• [EXERCISE TASK]:
Rewrite every line in the entries below as a numbered list, omitting blank lines and the pictures.

=======

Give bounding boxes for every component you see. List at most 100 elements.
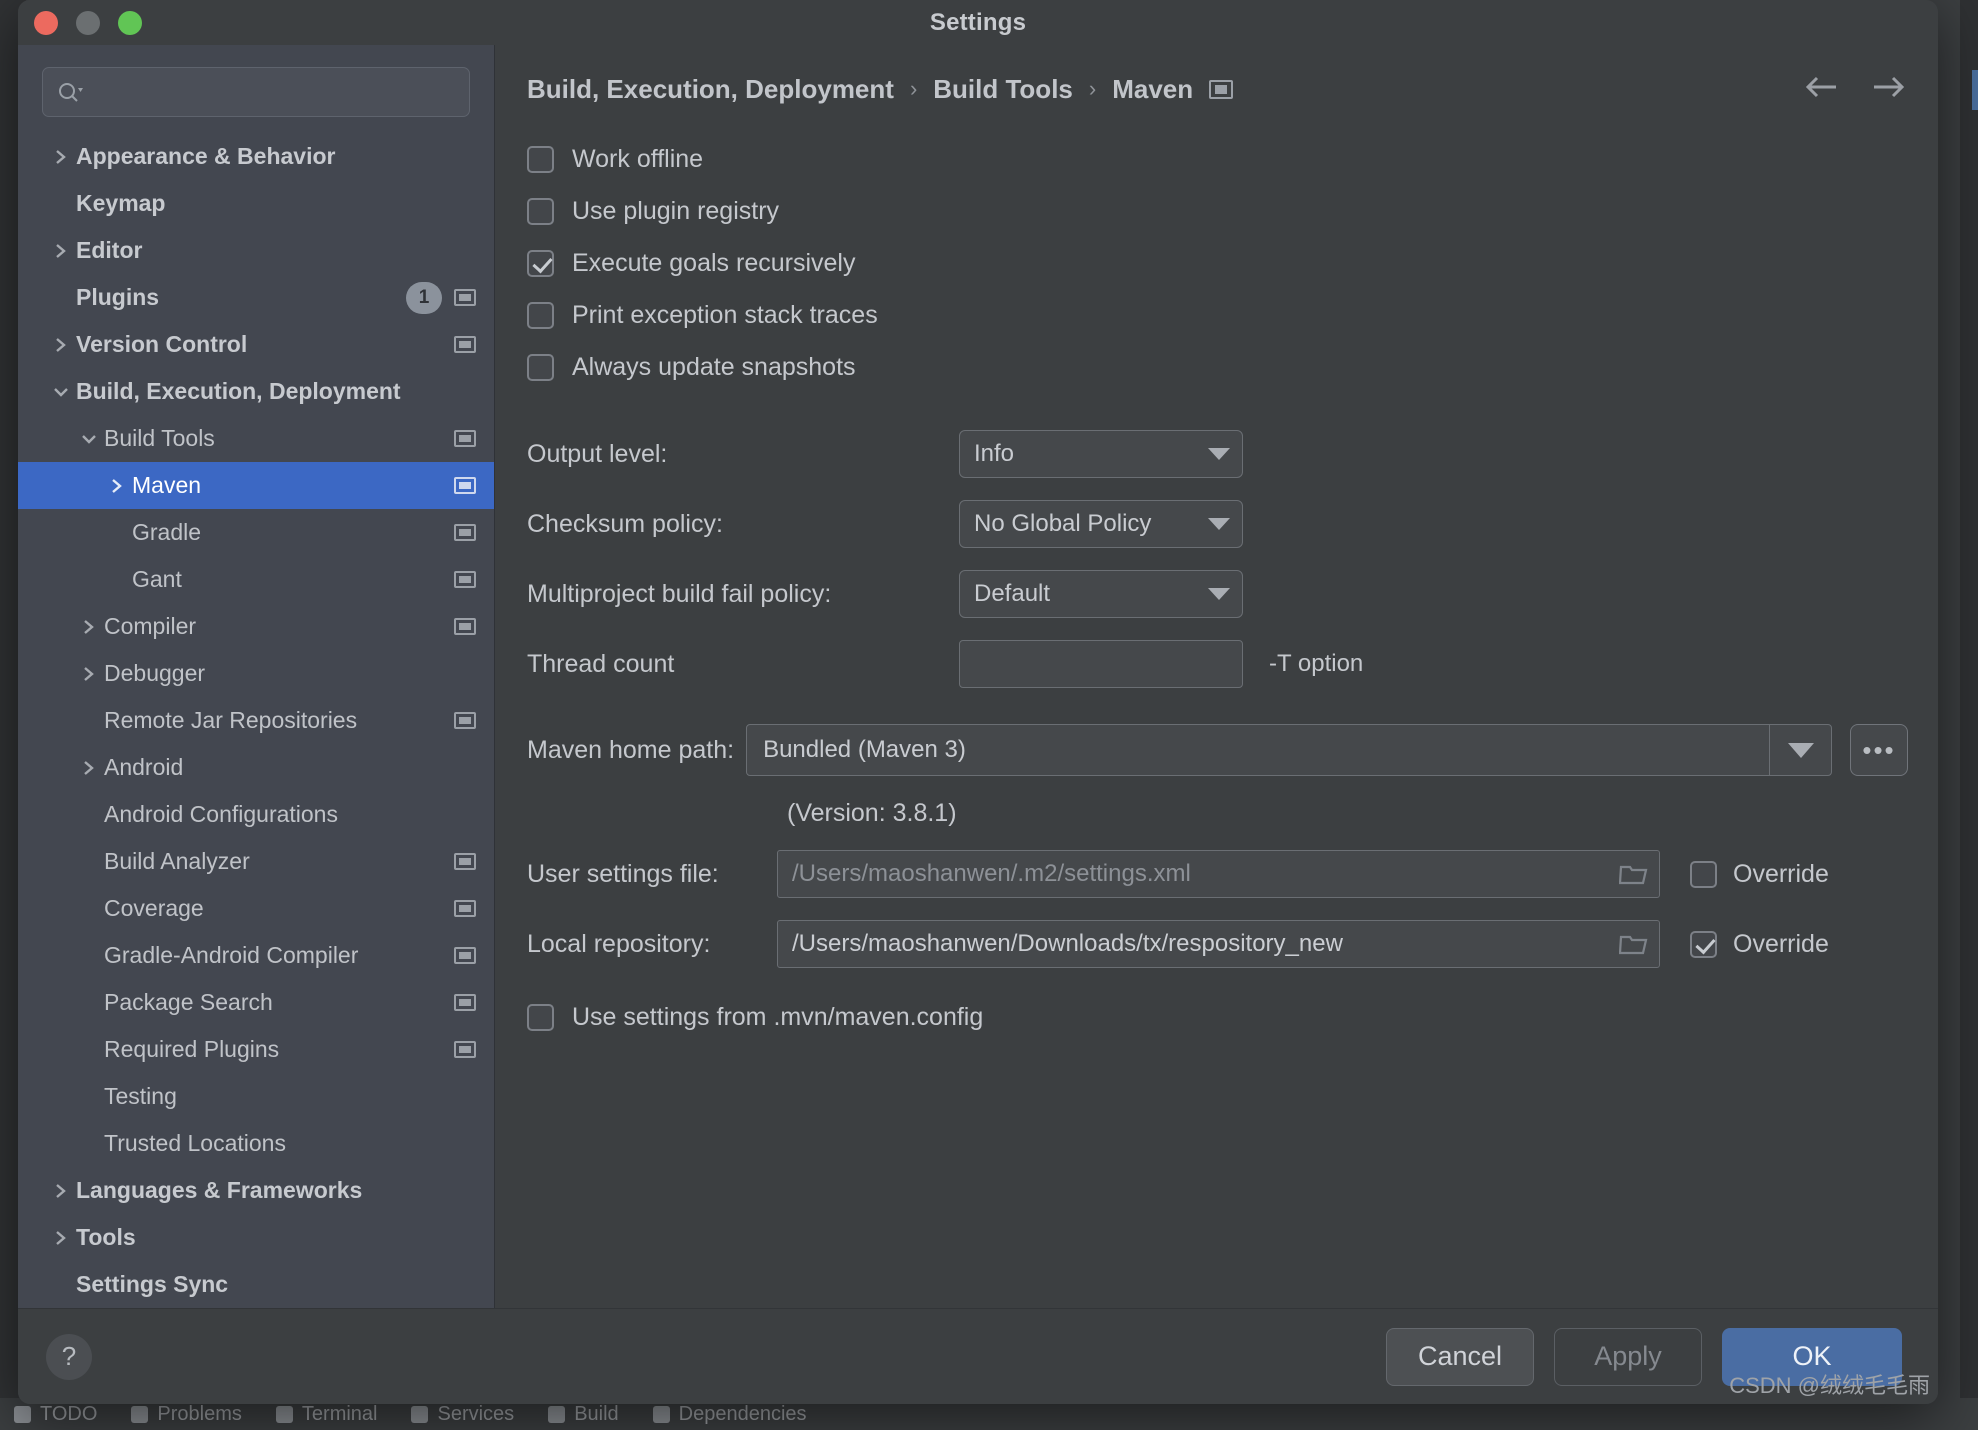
- sidebar-item-settings-sync[interactable]: Settings Sync: [18, 1261, 494, 1308]
- checksum-policy-select[interactable]: No Global Policy: [959, 500, 1243, 548]
- help-button[interactable]: ?: [46, 1333, 92, 1380]
- sidebar-item-keymap[interactable]: Keymap: [18, 180, 494, 227]
- sidebar-item-plugins[interactable]: Plugins 1: [18, 274, 494, 321]
- mvn-config-checkbox[interactable]: [527, 1003, 554, 1031]
- breadcrumb-item[interactable]: Maven: [1112, 74, 1193, 105]
- mvn-config-row[interactable]: Use settings from .mvn/maven.config: [527, 991, 1908, 1043]
- user-settings-override-checkbox[interactable]: [1690, 860, 1717, 888]
- multiproject-policy-select[interactable]: Default: [959, 570, 1243, 618]
- search-icon: [57, 81, 83, 103]
- checkbox-row[interactable]: Always update snapshots: [527, 341, 1908, 393]
- arrow-left-icon[interactable]: [1802, 74, 1842, 105]
- ide-scrollbar-thumb[interactable]: [1972, 70, 1978, 110]
- checkbox-row[interactable]: Print exception stack traces: [527, 289, 1908, 341]
- arrow-right-icon[interactable]: [1868, 74, 1908, 105]
- chevron-right-icon[interactable]: [46, 335, 76, 355]
- thread-count-input[interactable]: [959, 640, 1243, 688]
- close-window-icon[interactable]: [34, 10, 58, 35]
- maximize-window-icon[interactable]: [118, 10, 142, 35]
- always-update-snapshots-checkbox[interactable]: [527, 353, 554, 381]
- checkbox-row[interactable]: Execute goals recursively: [527, 237, 1908, 289]
- sidebar-item-build-analyzer[interactable]: Build Analyzer: [18, 838, 494, 885]
- sidebar-item-package-search[interactable]: Package Search: [18, 979, 494, 1026]
- chevron-down-icon[interactable]: [1769, 725, 1831, 775]
- chevron-down-icon[interactable]: [74, 431, 104, 447]
- sidebar-item-compiler[interactable]: Compiler: [18, 603, 494, 650]
- apply-button[interactable]: Apply: [1554, 1327, 1702, 1386]
- sidebar-item-debugger[interactable]: Debugger: [18, 650, 494, 697]
- sidebar-item-gradle-android-compiler[interactable]: Gradle-Android Compiler: [18, 932, 494, 979]
- chevron-right-icon[interactable]: [74, 664, 104, 684]
- sidebar-item-appearance-behavior[interactable]: Appearance & Behavior: [18, 133, 494, 180]
- local-repository-input[interactable]: /Users/maoshanwen/Downloads/tx/resposito…: [777, 920, 1660, 968]
- sidebar-item-gant[interactable]: Gant: [18, 556, 494, 603]
- sidebar-item-coverage[interactable]: Coverage: [18, 885, 494, 932]
- use-plugin-registry-checkbox[interactable]: [527, 197, 554, 225]
- browse-maven-home-button[interactable]: •••: [1850, 724, 1908, 776]
- ide-toolwindow-dependencies[interactable]: Dependencies: [652, 1403, 807, 1426]
- search-box[interactable]: [42, 67, 470, 117]
- search-input[interactable]: [91, 80, 455, 104]
- checkbox-label: Print exception stack traces: [572, 300, 878, 329]
- user-settings-file-row: User settings file: /Users/maoshanwen/.m…: [527, 839, 1908, 909]
- local-repository-override-checkbox[interactable]: [1690, 930, 1717, 958]
- sidebar-item-version-control[interactable]: Version Control: [18, 321, 494, 368]
- work-offline-checkbox[interactable]: [527, 145, 554, 173]
- breadcrumb-item[interactable]: Build Tools: [933, 74, 1073, 105]
- sidebar-item-editor[interactable]: Editor: [18, 227, 494, 274]
- sidebar-item-languages-frameworks[interactable]: Languages & Frameworks: [18, 1167, 494, 1214]
- ide-toolwindow-terminal[interactable]: Terminal: [275, 1403, 377, 1426]
- problems-icon: [131, 1405, 149, 1423]
- chevron-down-icon: [1208, 518, 1230, 530]
- sidebar-item-android[interactable]: Android: [18, 744, 494, 791]
- print-exception-stack-traces-checkbox[interactable]: [527, 301, 554, 329]
- ide-toolwindow-services[interactable]: Services: [411, 1403, 514, 1426]
- sidebar-item-build-tools[interactable]: Build Tools: [18, 415, 494, 462]
- sidebar-item-required-plugins[interactable]: Required Plugins: [18, 1026, 494, 1073]
- chevron-right-icon[interactable]: [102, 476, 132, 496]
- ide-toolwindow-todo[interactable]: TODO: [14, 1403, 97, 1426]
- sidebar-item-maven[interactable]: Maven: [18, 462, 494, 509]
- minimize-window-icon[interactable]: [76, 10, 100, 35]
- project-scope-icon[interactable]: [1209, 79, 1234, 99]
- multiproject-policy-label: Multiproject build fail policy:: [527, 579, 832, 608]
- output-level-value: Info: [974, 440, 1015, 467]
- user-settings-file-input[interactable]: /Users/maoshanwen/.m2/settings.xml: [777, 850, 1660, 898]
- maven-version-text: (Version: 3.8.1): [787, 798, 957, 827]
- sidebar-item-label: Android Configurations: [104, 801, 338, 827]
- chevron-right-icon[interactable]: [46, 1181, 76, 1201]
- sidebar-item-remote-jar-repositories[interactable]: Remote Jar Repositories: [18, 697, 494, 744]
- sidebar-item-android-configurations[interactable]: Android Configurations: [18, 791, 494, 838]
- checkbox-row[interactable]: Use plugin registry: [527, 185, 1908, 237]
- ide-toolwindow-problems[interactable]: Problems: [131, 1403, 242, 1426]
- sidebar-item-gradle[interactable]: Gradle: [18, 509, 494, 556]
- chevron-down-icon[interactable]: [46, 384, 76, 400]
- sidebar-item-trusted-locations[interactable]: Trusted Locations: [18, 1120, 494, 1167]
- user-settings-override-group[interactable]: Override: [1690, 860, 1908, 889]
- checkbox-label: Always update snapshots: [572, 352, 856, 381]
- maven-home-path-select[interactable]: Bundled (Maven 3): [746, 724, 1832, 776]
- output-level-label: Output level:: [527, 439, 668, 468]
- chevron-right-icon[interactable]: [46, 241, 76, 261]
- local-repository-override-group[interactable]: Override: [1690, 930, 1908, 959]
- folder-icon[interactable]: [1618, 862, 1649, 886]
- checksum-policy-value: No Global Policy: [974, 510, 1152, 537]
- folder-icon[interactable]: [1618, 932, 1649, 956]
- chevron-right-icon[interactable]: [74, 617, 104, 637]
- ide-toolwindow-build[interactable]: Build: [548, 1403, 619, 1426]
- checkbox-row[interactable]: Work offline: [527, 133, 1908, 185]
- chevron-right-icon[interactable]: [46, 1228, 76, 1248]
- output-level-select[interactable]: Info: [959, 430, 1243, 478]
- sidebar-item-tools[interactable]: Tools: [18, 1214, 494, 1261]
- chevron-right-icon[interactable]: [74, 758, 104, 778]
- dialog-titlebar: Settings: [18, 0, 1938, 45]
- settings-tree[interactable]: Appearance & Behavior Keymap Editor Plugins…: [18, 129, 494, 1308]
- breadcrumb-item[interactable]: Build, Execution, Deployment: [527, 74, 894, 105]
- navigation-arrows: [1802, 74, 1908, 105]
- execute-goals-recursively-checkbox[interactable]: [527, 249, 554, 277]
- chevron-right-icon[interactable]: [46, 147, 76, 167]
- cancel-button[interactable]: Cancel: [1386, 1327, 1534, 1386]
- sidebar-item-build-execution-deployment[interactable]: Build, Execution, Deployment: [18, 368, 494, 415]
- sidebar-item-label: Gradle: [132, 519, 202, 545]
- sidebar-item-testing[interactable]: Testing: [18, 1073, 494, 1120]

=======

• [COMPLETED EXERCISE]:
1. Give bounding boxes for every component you see. List at most 100 elements.
2. - sidebar-item-settings-sync[interactable]: Settings Sync: [18, 1261, 494, 1308]
3. - checksum-policy-select[interactable]: No Global Policy: [959, 500, 1243, 548]
4. - help-button[interactable]: ?: [46, 1333, 92, 1380]
5. - sidebar-item-keymap[interactable]: Keymap: [18, 180, 494, 227]
6. - sidebar-item-plugins[interactable]: Plugins 1: [18, 274, 494, 321]
7. - mvn-config-checkbox[interactable]: [527, 1003, 554, 1031]
8. - breadcrumb-item[interactable]: Maven: [1112, 74, 1193, 105]
9. - mvn-config-row[interactable]: Use settings from .mvn/maven.config: [527, 991, 1908, 1043]
10. - user-settings-override-checkbox[interactable]: [1690, 860, 1717, 888]
11. - multiproject-policy-select[interactable]: Default: [959, 570, 1243, 618]
12. - search-icon: [57, 81, 83, 103]
13. - checkbox-row[interactable]: Always update snapshots: [527, 341, 1908, 393]
14. - arrow-left-icon[interactable]: [1802, 74, 1842, 105]
15. - ide-scrollbar-thumb[interactable]: [1972, 70, 1978, 110]
16. - checkbox-row[interactable]: Print exception stack traces: [527, 289, 1908, 341]
17. - arrow-right-icon[interactable]: [1868, 74, 1908, 105]
18. - chevron-right-icon[interactable]: [46, 335, 76, 355]
19. - thread-count-input[interactable]: [959, 640, 1243, 688]
20. - close-window-icon[interactable]: [34, 10, 58, 35]
21. - maximize-window-icon[interactable]: [118, 10, 142, 35]
22. - always-update-snapshots-checkbox[interactable]: [527, 353, 554, 381]
23. - checkbox-row[interactable]: Execute goals recursively: [527, 237, 1908, 289]
24. - sidebar-item-build-analyzer[interactable]: Build Analyzer: [18, 838, 494, 885]
25. - sidebar-item-package-search[interactable]: Package Search: [18, 979, 494, 1026]
26. - chevron-down-icon[interactable]: [1769, 725, 1831, 775]
27. - chevron-down-icon[interactable]: [74, 431, 104, 447]
28. - sidebar-item-compiler[interactable]: Compiler: [18, 603, 494, 650]
29. - apply-button[interactable]: Apply: [1554, 1327, 1702, 1386]
30. - sidebar-item-debugger[interactable]: Debugger: [18, 650, 494, 697]
31. - sidebar-item-gradle-android-compiler[interactable]: Gradle-Android Compiler: [18, 932, 494, 979]
32. - chevron-right-icon[interactable]: [74, 664, 104, 684]
33. - sidebar-item-appearance-behavior[interactable]: Appearance & Behavior: [18, 133, 494, 180]
34. - local-repository-input[interactable]: /Users/maoshanwen/Downloads/tx/resposito…: [777, 920, 1660, 968]
35. - sidebar-item-gant[interactable]: Gant: [18, 556, 494, 603]
36. - sidebar-item-coverage[interactable]: Coverage: [18, 885, 494, 932]
37. - use-plugin-registry-checkbox[interactable]: [527, 197, 554, 225]
38. - browse-maven-home-button[interactable]: •••: [1850, 724, 1908, 776]
39. - ide-toolwindow-dependencies[interactable]: Dependencies: [652, 1403, 807, 1426]
40. - search-box[interactable]: [42, 67, 470, 117]
41. - search-input[interactable]: [91, 80, 455, 104]
42. - checkbox-label: Print exception stack traces: [572, 300, 878, 329]
43. - user-settings-file-row: User settings file: /Users/maoshanwen/.m…: [527, 839, 1908, 909]
44. - local-repository-override-checkbox[interactable]: [1690, 930, 1717, 958]
45. - sidebar-item-version-control[interactable]: Version Control: [18, 321, 494, 368]
46. - work-offline-checkbox[interactable]: [527, 145, 554, 173]
47. - breadcrumb-item[interactable]: Build Tools: [933, 74, 1073, 105]
48. - sidebar-item-editor[interactable]: Editor: [18, 227, 494, 274]
49. - sidebar-item-languages-frameworks[interactable]: Languages & Frameworks: [18, 1167, 494, 1214]
50. - ide-toolwindow-terminal[interactable]: Terminal: [275, 1403, 377, 1426]
51. - problems-icon: [131, 1405, 149, 1423]
52. - chevron-down-icon: [1208, 518, 1230, 530]
53. - sidebar-item-android[interactable]: Android: [18, 744, 494, 791]
54. - print-exception-stack-traces-checkbox[interactable]: [527, 301, 554, 329]
55. - ide-toolwindow-services[interactable]: Services: [411, 1403, 514, 1426]
56. - sidebar-item-build-tools[interactable]: Build Tools: [18, 415, 494, 462]
57. - sidebar-item-required-plugins[interactable]: Required Plugins: [18, 1026, 494, 1073]
58. - chevron-right-icon[interactable]: [102, 476, 132, 496]
59. - ide-toolwindow-todo[interactable]: TODO: [14, 1403, 97, 1426]
60. - sidebar-item-maven[interactable]: Maven: [18, 462, 494, 509]
61. - minimize-window-icon[interactable]: [76, 10, 100, 35]
62. - project-scope-icon[interactable]: [1209, 79, 1234, 99]
63. - multiproject-policy-label: Multiproject build fail policy:: [527, 579, 832, 608]
64. - output-level-value: Info: [974, 440, 1015, 467]
65. - user-settings-file-input[interactable]: /Users/maoshanwen/.m2/settings.xml: [777, 850, 1660, 898]
66. - maven-version-text: (Version: 3.8.1): [787, 798, 957, 827]
67. - sidebar-item-label: Android Configurations: [104, 801, 338, 827]
68. - chevron-right-icon[interactable]: [46, 1181, 76, 1201]
69. - sidebar-item-remote-jar-repositories[interactable]: Remote Jar Repositories: [18, 697, 494, 744]
70. - sidebar-item-android-configurations[interactable]: Android Configurations: [18, 791, 494, 838]
71. - checkbox-row[interactable]: Use plugin registry: [527, 185, 1908, 237]
72. - ide-toolwindow-problems[interactable]: Problems: [131, 1403, 242, 1426]
73. - sidebar-item-gradle[interactable]: Gradle: [18, 509, 494, 556]
74. - chevron-down-icon[interactable]: [46, 384, 76, 400]
75. - sidebar-item-trusted-locations[interactable]: Trusted Locations: [18, 1120, 494, 1167]
76. - user-settings-override-group[interactable]: Override: [1690, 860, 1908, 889]
77. - checkbox-label: Always update snapshots: [572, 352, 856, 381]
78. - maven-home-path-select[interactable]: Bundled (Maven 3): [746, 724, 1832, 776]
79. - output-level-label: Output level:: [527, 439, 668, 468]
80. - chevron-right-icon[interactable]: [46, 241, 76, 261]
81. - local-repository-override-group[interactable]: Override: [1690, 930, 1908, 959]
82. - folder-icon[interactable]: [1618, 862, 1649, 886]
83. - checksum-policy-value: No Global Policy: [974, 510, 1152, 537]
84. - folder-icon[interactable]: [1618, 932, 1649, 956]
85. - chevron-right-icon[interactable]: [74, 617, 104, 637]
86. - ide-toolwindow-build[interactable]: Build: [548, 1403, 619, 1426]
87. - checkbox-row[interactable]: Work offline: [527, 133, 1908, 185]
88. - chevron-right-icon[interactable]: [46, 1228, 76, 1248]
89. - output-level-select[interactable]: Info: [959, 430, 1243, 478]
90. - sidebar-item-tools[interactable]: Tools: [18, 1214, 494, 1261]
91. - chevron-right-icon[interactable]: [74, 758, 104, 778]
92. - dialog-titlebar: Settings: [18, 0, 1938, 45]
93. - settings-tree[interactable]: Appearance & Behavior Keymap Editor Plugins…: [18, 129, 494, 1308]
94. - breadcrumb-item[interactable]: Build, Execution, Deployment: [527, 74, 894, 105]
95. - navigation-arrows: [1802, 74, 1908, 105]
96. - execute-goals-recursively-checkbox[interactable]: [527, 249, 554, 277]
97. - chevron-right-icon[interactable]: [46, 147, 76, 167]
98. - cancel-button[interactable]: Cancel: [1386, 1327, 1534, 1386]
99. - sidebar-item-build-execution-deployment[interactable]: Build, Execution, Deployment: [18, 368, 494, 415]
100. - sidebar-item-label: Gradle: [132, 519, 202, 545]
101. - sidebar-item-testing[interactable]: Testing: [18, 1073, 494, 1120]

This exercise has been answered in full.